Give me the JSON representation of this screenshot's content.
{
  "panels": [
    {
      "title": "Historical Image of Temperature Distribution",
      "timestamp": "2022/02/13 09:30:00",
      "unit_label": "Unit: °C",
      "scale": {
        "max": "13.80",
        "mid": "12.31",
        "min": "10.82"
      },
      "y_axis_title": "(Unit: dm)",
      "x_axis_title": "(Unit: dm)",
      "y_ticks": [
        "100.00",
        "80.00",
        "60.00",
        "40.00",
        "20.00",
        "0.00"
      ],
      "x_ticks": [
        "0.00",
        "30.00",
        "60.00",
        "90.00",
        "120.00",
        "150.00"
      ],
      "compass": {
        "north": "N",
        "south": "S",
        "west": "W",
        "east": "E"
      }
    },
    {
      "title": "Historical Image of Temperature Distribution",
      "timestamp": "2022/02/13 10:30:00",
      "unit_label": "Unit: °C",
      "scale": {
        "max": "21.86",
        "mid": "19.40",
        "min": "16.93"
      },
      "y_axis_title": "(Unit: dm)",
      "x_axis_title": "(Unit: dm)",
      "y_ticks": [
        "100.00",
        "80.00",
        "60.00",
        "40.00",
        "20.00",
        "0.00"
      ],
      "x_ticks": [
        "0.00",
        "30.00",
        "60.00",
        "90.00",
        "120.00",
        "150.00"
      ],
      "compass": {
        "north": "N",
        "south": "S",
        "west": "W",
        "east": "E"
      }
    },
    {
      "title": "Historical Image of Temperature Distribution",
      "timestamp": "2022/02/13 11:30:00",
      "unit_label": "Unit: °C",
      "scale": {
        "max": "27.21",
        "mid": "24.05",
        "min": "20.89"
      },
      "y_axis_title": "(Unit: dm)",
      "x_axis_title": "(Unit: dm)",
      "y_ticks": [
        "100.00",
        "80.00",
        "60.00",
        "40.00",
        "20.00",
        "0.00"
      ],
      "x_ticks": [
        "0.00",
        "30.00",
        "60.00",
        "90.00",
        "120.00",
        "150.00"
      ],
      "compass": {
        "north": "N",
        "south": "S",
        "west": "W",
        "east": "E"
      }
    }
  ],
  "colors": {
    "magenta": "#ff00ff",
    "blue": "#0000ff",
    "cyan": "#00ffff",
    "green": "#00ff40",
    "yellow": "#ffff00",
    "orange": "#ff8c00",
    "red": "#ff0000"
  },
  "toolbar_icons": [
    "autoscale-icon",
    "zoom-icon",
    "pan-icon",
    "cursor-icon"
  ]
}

--

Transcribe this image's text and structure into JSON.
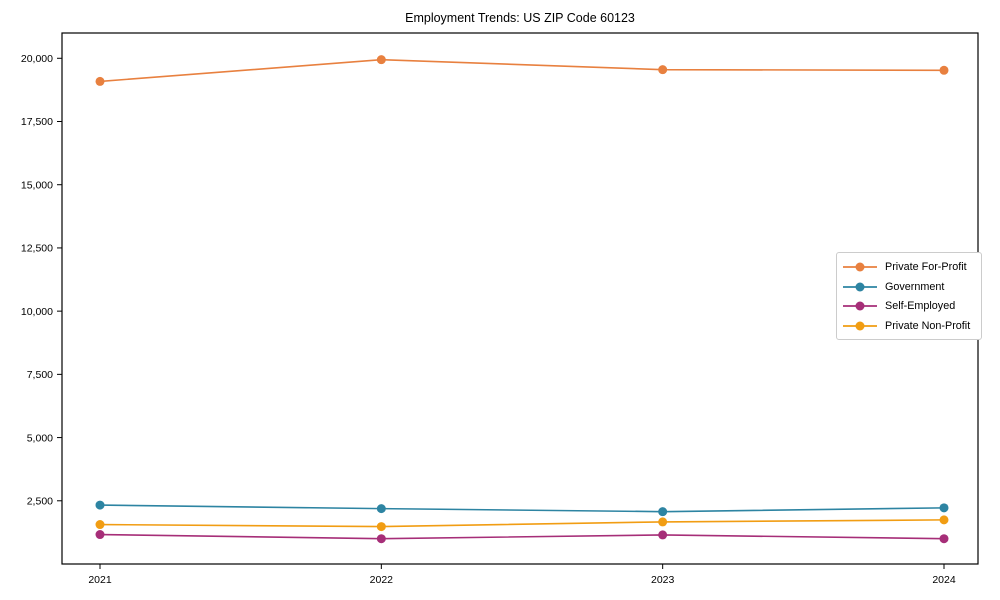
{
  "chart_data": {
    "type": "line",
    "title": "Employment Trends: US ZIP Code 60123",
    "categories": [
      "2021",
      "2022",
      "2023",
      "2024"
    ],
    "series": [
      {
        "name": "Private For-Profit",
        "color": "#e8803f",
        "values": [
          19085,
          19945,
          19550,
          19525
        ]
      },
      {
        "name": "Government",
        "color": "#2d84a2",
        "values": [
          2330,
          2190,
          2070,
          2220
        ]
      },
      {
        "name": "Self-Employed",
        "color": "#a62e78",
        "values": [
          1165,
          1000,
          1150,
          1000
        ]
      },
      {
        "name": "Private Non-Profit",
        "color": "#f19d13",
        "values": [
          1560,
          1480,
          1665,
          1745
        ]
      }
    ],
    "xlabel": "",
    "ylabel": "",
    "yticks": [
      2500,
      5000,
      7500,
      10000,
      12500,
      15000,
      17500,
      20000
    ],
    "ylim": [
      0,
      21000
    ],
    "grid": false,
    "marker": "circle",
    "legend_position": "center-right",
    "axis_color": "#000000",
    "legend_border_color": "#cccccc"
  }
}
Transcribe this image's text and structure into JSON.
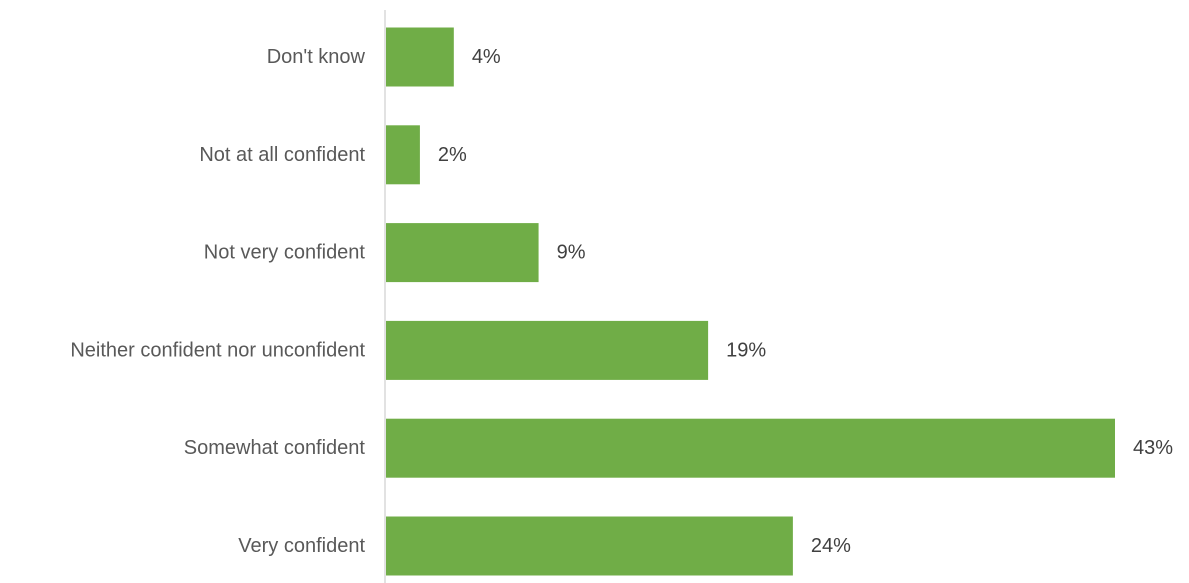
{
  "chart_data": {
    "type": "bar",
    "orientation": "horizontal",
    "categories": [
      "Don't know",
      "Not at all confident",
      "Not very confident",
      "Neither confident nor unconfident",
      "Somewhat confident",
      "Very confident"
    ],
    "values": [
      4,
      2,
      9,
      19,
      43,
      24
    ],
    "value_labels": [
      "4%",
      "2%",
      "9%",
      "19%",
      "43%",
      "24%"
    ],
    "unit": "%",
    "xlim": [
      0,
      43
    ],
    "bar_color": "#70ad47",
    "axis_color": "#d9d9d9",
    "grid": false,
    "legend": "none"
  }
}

_Exercise goal_
Where a line above holds the string "Private", show that line.

_Task solution_
        "name": "Private For-Profit",
        "name": "Private Non-Profit",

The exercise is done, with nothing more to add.